---- Input for this task

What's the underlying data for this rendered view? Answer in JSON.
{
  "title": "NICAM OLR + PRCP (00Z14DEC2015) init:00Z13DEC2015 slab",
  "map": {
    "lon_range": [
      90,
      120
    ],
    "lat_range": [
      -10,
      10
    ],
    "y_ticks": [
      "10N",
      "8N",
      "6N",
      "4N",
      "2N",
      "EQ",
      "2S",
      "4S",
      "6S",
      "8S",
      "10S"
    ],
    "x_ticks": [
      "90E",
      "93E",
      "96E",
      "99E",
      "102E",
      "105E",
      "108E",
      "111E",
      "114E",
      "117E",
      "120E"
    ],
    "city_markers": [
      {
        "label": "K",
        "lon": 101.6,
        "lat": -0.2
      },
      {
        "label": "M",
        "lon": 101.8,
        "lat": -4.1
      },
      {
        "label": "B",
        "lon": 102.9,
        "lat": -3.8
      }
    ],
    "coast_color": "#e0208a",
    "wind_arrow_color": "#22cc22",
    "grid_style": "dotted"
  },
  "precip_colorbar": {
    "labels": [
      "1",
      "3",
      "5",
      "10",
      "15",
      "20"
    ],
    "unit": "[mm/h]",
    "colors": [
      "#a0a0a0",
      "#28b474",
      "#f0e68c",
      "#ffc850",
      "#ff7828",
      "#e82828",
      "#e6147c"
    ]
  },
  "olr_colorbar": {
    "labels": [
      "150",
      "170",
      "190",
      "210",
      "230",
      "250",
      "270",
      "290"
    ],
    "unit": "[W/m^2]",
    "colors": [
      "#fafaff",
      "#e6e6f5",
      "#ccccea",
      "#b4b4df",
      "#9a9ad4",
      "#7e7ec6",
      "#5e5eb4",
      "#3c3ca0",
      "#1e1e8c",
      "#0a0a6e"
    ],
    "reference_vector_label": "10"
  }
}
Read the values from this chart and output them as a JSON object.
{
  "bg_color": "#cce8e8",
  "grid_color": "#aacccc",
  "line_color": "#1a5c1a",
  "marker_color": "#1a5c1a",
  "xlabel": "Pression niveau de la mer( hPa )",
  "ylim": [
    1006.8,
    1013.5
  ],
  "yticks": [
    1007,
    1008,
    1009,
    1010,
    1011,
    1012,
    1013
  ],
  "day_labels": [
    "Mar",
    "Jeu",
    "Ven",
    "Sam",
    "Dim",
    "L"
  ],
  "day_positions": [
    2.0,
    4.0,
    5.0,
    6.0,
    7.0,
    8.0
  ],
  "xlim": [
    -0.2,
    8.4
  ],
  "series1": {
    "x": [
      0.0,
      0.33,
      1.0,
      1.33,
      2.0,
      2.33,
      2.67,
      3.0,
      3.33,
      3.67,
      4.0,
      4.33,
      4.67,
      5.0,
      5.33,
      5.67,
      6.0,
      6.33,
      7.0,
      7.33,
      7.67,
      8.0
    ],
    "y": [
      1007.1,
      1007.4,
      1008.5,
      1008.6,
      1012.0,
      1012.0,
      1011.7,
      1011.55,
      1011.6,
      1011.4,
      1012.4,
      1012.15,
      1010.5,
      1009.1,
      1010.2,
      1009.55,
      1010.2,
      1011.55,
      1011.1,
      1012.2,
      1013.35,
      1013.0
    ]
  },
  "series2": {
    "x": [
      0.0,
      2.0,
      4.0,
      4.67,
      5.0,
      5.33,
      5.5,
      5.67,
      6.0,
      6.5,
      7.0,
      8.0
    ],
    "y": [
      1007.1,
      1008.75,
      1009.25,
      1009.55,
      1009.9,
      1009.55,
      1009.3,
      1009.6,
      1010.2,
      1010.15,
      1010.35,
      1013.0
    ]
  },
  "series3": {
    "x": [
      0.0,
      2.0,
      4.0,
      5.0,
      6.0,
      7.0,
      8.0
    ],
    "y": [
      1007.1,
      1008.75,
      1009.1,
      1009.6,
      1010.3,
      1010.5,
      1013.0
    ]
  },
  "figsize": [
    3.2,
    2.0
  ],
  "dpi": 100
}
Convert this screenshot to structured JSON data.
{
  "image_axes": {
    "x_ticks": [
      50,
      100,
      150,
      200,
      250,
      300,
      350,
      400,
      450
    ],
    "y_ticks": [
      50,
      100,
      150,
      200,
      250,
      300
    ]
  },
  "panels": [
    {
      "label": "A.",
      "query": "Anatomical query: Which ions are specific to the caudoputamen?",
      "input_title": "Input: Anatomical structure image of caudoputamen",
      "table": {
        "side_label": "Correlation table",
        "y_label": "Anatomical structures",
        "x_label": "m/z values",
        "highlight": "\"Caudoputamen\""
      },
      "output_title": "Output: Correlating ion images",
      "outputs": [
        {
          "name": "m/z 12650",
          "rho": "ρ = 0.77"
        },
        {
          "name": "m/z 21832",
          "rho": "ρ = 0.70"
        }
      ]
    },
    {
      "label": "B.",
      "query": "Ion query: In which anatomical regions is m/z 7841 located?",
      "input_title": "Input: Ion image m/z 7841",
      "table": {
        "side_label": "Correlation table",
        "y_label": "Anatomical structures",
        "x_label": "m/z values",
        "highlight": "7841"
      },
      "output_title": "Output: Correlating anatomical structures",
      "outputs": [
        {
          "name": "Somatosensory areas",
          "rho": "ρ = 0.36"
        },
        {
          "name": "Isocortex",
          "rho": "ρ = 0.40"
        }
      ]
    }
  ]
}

--------

Output the full listing without altering anything.

What's the underlying data for this rendered view? Answer in JSON.
{
  "title": "NICAM OLR + PRCP (00Z14DEC2015) init:00Z13DEC2015 slab",
  "map": {
    "lon_range": [
      90,
      120
    ],
    "lat_range": [
      -10,
      10
    ],
    "y_ticks": [
      "10N",
      "8N",
      "6N",
      "4N",
      "2N",
      "EQ",
      "2S",
      "4S",
      "6S",
      "8S",
      "10S"
    ],
    "x_ticks": [
      "90E",
      "93E",
      "96E",
      "99E",
      "102E",
      "105E",
      "108E",
      "111E",
      "114E",
      "117E",
      "120E"
    ],
    "city_markers": [
      {
        "label": "K",
        "lon": 101.6,
        "lat": -0.2
      },
      {
        "label": "M",
        "lon": 101.8,
        "lat": -4.1
      },
      {
        "label": "B",
        "lon": 102.9,
        "lat": -3.8
      }
    ],
    "coast_color": "#e0208a",
    "wind_arrow_color": "#22cc22",
    "grid_style": "dotted"
  },
  "precip_colorbar": {
    "labels": [
      "1",
      "3",
      "5",
      "10",
      "15",
      "20"
    ],
    "unit": "[mm/h]",
    "colors": [
      "#a0a0a0",
      "#28b474",
      "#f0e68c",
      "#ffc850",
      "#ff7828",
      "#e82828",
      "#e6147c"
    ]
  },
  "olr_colorbar": {
    "labels": [
      "150",
      "170",
      "190",
      "210",
      "230",
      "250",
      "270",
      "290"
    ],
    "unit": "[W/m^2]",
    "colors": [
      "#fafaff",
      "#e6e6f5",
      "#ccccea",
      "#b4b4df",
      "#9a9ad4",
      "#7e7ec6",
      "#5e5eb4",
      "#3c3ca0",
      "#1e1e8c",
      "#0a0a6e"
    ],
    "reference_vector_label": "10"
  }
}
Read the values from this chart and output them as a JSON object.
{
  "bg_color": "#cce8e8",
  "grid_color": "#aacccc",
  "line_color": "#1a5c1a",
  "marker_color": "#1a5c1a",
  "xlabel": "Pression niveau de la mer( hPa )",
  "ylim": [
    1006.8,
    1013.5
  ],
  "yticks": [
    1007,
    1008,
    1009,
    1010,
    1011,
    1012,
    1013
  ],
  "day_labels": [
    "Mar",
    "Jeu",
    "Ven",
    "Sam",
    "Dim",
    "L"
  ],
  "day_positions": [
    2.0,
    4.0,
    5.0,
    6.0,
    7.0,
    8.0
  ],
  "xlim": [
    -0.2,
    8.4
  ],
  "series1": {
    "x": [
      0.0,
      0.33,
      1.0,
      1.33,
      2.0,
      2.33,
      2.67,
      3.0,
      3.33,
      3.67,
      4.0,
      4.33,
      4.67,
      5.0,
      5.33,
      5.67,
      6.0,
      6.33,
      7.0,
      7.33,
      7.67,
      8.0
    ],
    "y": [
      1007.1,
      1007.4,
      1008.5,
      1008.6,
      1012.0,
      1012.0,
      1011.7,
      1011.55,
      1011.6,
      1011.4,
      1012.4,
      1012.15,
      1010.5,
      1009.1,
      1010.2,
      1009.55,
      1010.2,
      1011.55,
      1011.1,
      1012.2,
      1013.35,
      1013.0
    ]
  },
  "series2": {
    "x": [
      0.0,
      2.0,
      4.0,
      4.67,
      5.0,
      5.33,
      5.5,
      5.67,
      6.0,
      6.5,
      7.0,
      8.0
    ],
    "y": [
      1007.1,
      1008.75,
      1009.25,
      1009.55,
      1009.9,
      1009.55,
      1009.3,
      1009.6,
      1010.2,
      1010.15,
      1010.35,
      1013.0
    ]
  },
  "series3": {
    "x": [
      0.0,
      2.0,
      4.0,
      5.0,
      6.0,
      7.0,
      8.0
    ],
    "y": [
      1007.1,
      1008.75,
      1009.1,
      1009.6,
      1010.3,
      1010.5,
      1013.0
    ]
  },
  "figsize": [
    3.2,
    2.0
  ],
  "dpi": 100
}
Convert this screenshot to structured JSON data.
{
  "image_axes": {
    "x_ticks": [
      50,
      100,
      150,
      200,
      250,
      300,
      350,
      400,
      450
    ],
    "y_ticks": [
      50,
      100,
      150,
      200,
      250,
      300
    ]
  },
  "panels": [
    {
      "label": "A.",
      "query": "Anatomical query: Which ions are specific to the caudoputamen?",
      "input_title": "Input: Anatomical structure image of caudoputamen",
      "table": {
        "side_label": "Correlation table",
        "y_label": "Anatomical structures",
        "x_label": "m/z values",
        "highlight": "\"Caudoputamen\""
      },
      "output_title": "Output: Correlating ion images",
      "outputs": [
        {
          "name": "m/z 12650",
          "rho": "ρ = 0.77"
        },
        {
          "name": "m/z 21832",
          "rho": "ρ = 0.70"
        }
      ]
    },
    {
      "label": "B.",
      "query": "Ion query: In which anatomical regions is m/z 7841 located?",
      "input_title": "Input: Ion image m/z 7841",
      "table": {
        "side_label": "Correlation table",
        "y_label": "Anatomical structures",
        "x_label": "m/z values",
        "highlight": "7841"
      },
      "output_title": "Output: Correlating anatomical structures",
      "outputs": [
        {
          "name": "Somatosensory areas",
          "rho": "ρ = 0.36"
        },
        {
          "name": "Isocortex",
          "rho": "ρ = 0.40"
        }
      ]
    }
  ]
}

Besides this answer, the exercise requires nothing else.